-- Aim --
Can the data below be echoed back word for word?

-- Listing --
%%

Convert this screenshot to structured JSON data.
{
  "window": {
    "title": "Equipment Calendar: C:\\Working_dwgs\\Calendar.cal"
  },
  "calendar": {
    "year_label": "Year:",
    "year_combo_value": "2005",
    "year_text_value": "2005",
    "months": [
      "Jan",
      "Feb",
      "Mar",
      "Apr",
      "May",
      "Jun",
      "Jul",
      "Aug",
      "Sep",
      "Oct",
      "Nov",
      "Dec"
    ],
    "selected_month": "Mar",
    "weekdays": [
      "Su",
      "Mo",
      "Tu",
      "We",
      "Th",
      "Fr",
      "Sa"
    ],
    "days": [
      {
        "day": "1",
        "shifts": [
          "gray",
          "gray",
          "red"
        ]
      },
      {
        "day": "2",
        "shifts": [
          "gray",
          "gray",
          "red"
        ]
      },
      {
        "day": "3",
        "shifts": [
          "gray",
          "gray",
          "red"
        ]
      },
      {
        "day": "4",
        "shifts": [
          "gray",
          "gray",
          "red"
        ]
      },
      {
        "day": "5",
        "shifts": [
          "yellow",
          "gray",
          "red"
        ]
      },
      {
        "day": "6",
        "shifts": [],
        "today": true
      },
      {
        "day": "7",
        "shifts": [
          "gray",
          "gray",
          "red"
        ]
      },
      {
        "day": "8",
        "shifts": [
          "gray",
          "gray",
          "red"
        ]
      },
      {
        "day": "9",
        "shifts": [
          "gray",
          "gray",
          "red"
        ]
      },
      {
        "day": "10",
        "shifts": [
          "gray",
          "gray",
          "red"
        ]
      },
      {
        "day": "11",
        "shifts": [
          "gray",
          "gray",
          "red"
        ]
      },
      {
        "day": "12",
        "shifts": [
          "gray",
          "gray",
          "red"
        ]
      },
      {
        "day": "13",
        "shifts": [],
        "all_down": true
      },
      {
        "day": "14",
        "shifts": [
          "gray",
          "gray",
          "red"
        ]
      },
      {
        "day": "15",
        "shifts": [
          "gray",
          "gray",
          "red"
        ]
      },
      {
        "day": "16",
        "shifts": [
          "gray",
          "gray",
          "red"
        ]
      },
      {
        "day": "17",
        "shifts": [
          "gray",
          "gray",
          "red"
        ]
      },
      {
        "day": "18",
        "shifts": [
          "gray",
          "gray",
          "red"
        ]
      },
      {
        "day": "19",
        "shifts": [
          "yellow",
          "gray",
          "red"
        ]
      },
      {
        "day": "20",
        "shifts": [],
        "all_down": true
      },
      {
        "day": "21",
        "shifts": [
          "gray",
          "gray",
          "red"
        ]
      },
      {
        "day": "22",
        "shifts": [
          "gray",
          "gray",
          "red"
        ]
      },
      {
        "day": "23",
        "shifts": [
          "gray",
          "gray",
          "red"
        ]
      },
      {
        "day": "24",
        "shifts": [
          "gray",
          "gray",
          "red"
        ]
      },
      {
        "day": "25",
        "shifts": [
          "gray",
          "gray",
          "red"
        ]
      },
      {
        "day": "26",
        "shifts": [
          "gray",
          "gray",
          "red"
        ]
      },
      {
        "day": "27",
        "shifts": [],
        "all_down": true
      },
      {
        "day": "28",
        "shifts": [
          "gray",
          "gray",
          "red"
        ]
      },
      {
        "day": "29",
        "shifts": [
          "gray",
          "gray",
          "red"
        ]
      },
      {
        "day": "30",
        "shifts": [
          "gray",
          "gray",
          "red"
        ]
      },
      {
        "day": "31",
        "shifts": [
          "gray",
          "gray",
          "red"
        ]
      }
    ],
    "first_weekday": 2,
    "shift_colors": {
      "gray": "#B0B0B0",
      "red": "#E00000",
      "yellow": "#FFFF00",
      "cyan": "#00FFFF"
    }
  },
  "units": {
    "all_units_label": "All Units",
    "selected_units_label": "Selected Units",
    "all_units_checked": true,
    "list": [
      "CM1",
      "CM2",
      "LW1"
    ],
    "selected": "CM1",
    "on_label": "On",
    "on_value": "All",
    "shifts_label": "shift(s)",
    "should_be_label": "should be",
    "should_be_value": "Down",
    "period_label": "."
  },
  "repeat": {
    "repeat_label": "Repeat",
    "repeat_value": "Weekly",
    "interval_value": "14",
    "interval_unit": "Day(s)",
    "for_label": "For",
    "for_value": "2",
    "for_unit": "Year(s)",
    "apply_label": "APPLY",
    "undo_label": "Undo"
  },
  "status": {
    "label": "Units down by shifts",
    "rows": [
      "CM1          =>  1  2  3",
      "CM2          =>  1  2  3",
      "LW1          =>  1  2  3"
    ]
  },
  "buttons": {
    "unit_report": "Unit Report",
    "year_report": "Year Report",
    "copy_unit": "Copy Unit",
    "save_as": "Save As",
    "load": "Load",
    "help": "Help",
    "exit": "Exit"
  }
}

%%

-- The answer --
Convert this screenshot to structured JSON data.
{
  "window": {
    "title": "Equipment Calendar: C:\\Working_dwgs\\Calendar.cal"
  },
  "calendar": {
    "year_label": "Year:",
    "year_combo_value": "2005",
    "year_text_value": "2005",
    "months": [
      "Jan",
      "Feb",
      "Mar",
      "Apr",
      "May",
      "Jun",
      "Jul",
      "Aug",
      "Sep",
      "Oct",
      "Nov",
      "Dec"
    ],
    "selected_month": "Mar",
    "weekdays": [
      "Su",
      "Mo",
      "Tu",
      "We",
      "Th",
      "Fr",
      "Sa"
    ],
    "days": [
      {
        "day": "1",
        "shifts": [
          "gray",
          "gray",
          "red"
        ]
      },
      {
        "day": "2",
        "shifts": [
          "gray",
          "gray",
          "red"
        ]
      },
      {
        "day": "3",
        "shifts": [
          "gray",
          "gray",
          "red"
        ]
      },
      {
        "day": "4",
        "shifts": [
          "gray",
          "gray",
          "red"
        ]
      },
      {
        "day": "5",
        "shifts": [
          "yellow",
          "gray",
          "red"
        ]
      },
      {
        "day": "6",
        "shifts": [],
        "today": true
      },
      {
        "day": "7",
        "shifts": [
          "gray",
          "gray",
          "red"
        ]
      },
      {
        "day": "8",
        "shifts": [
          "gray",
          "gray",
          "red"
        ]
      },
      {
        "day": "9",
        "shifts": [
          "gray",
          "gray",
          "red"
        ]
      },
      {
        "day": "10",
        "shifts": [
          "gray",
          "gray",
          "red"
        ]
      },
      {
        "day": "11",
        "shifts": [
          "gray",
          "gray",
          "red"
        ]
      },
      {
        "day": "12",
        "shifts": [
          "gray",
          "gray",
          "red"
        ]
      },
      {
        "day": "13",
        "shifts": [],
        "all_down": true
      },
      {
        "day": "14",
        "shifts": [
          "gray",
          "gray",
          "red"
        ]
      },
      {
        "day": "15",
        "shifts": [
          "gray",
          "gray",
          "red"
        ]
      },
      {
        "day": "16",
        "shifts": [
          "gray",
          "gray",
          "red"
        ]
      },
      {
        "day": "17",
        "shifts": [
          "gray",
          "gray",
          "red"
        ]
      },
      {
        "day": "18",
        "shifts": [
          "gray",
          "gray",
          "red"
        ]
      },
      {
        "day": "19",
        "shifts": [
          "yellow",
          "gray",
          "red"
        ]
      },
      {
        "day": "20",
        "shifts": [],
        "all_down": true
      },
      {
        "day": "21",
        "shifts": [
          "gray",
          "gray",
          "red"
        ]
      },
      {
        "day": "22",
        "shifts": [
          "gray",
          "gray",
          "red"
        ]
      },
      {
        "day": "23",
        "shifts": [
          "gray",
          "gray",
          "red"
        ]
      },
      {
        "day": "24",
        "shifts": [
          "gray",
          "gray",
          "red"
        ]
      },
      {
        "day": "25",
        "shifts": [
          "gray",
          "gray",
          "red"
        ]
      },
      {
        "day": "26",
        "shifts": [
          "gray",
          "gray",
          "red"
        ]
      },
      {
        "day": "27",
        "shifts": [],
        "all_down": true
      },
      {
        "day": "28",
        "shifts": [
          "gray",
          "gray",
          "red"
        ]
      },
      {
        "day": "29",
        "shifts": [
          "gray",
          "gray",
          "red"
        ]
      },
      {
        "day": "30",
        "shifts": [
          "gray",
          "gray",
          "red"
        ]
      },
      {
        "day": "31",
        "shifts": [
          "gray",
          "gray",
          "red"
        ]
      }
    ],
    "first_weekday": 2,
    "shift_colors": {
      "gray": "#B0B0B0",
      "red": "#E00000",
      "yellow": "#FFFF00",
      "cyan": "#00FFFF"
    }
  },
  "units": {
    "all_units_label": "All Units",
    "selected_units_label": "Selected Units",
    "all_units_checked": true,
    "list": [
      "CM1",
      "CM2",
      "LW1"
    ],
    "selected": "CM1",
    "on_label": "On",
    "on_value": "All",
    "shifts_label": "shift(s)",
    "should_be_label": "should be",
    "should_be_value": "Down",
    "period_label": "."
  },
  "repeat": {
    "repeat_label": "Repeat",
    "repeat_value": "Weekly",
    "interval_value": "14",
    "interval_unit": "Day(s)",
    "for_label": "For",
    "for_value": "2",
    "for_unit": "Year(s)",
    "apply_label": "APPLY",
    "undo_label": "Undo"
  },
  "status": {
    "label": "Units down by shifts",
    "rows": [
      "CM1          =>  1  2  3",
      "CM2          =>  1  2  3",
      "LW1          =>  1  2  3"
    ]
  },
  "buttons": {
    "unit_report": "Unit Report",
    "year_report": "Year Report",
    "copy_unit": "Copy Unit",
    "save_as": "Save As",
    "load": "Load",
    "help": "Help",
    "exit": "Exit"
  }
}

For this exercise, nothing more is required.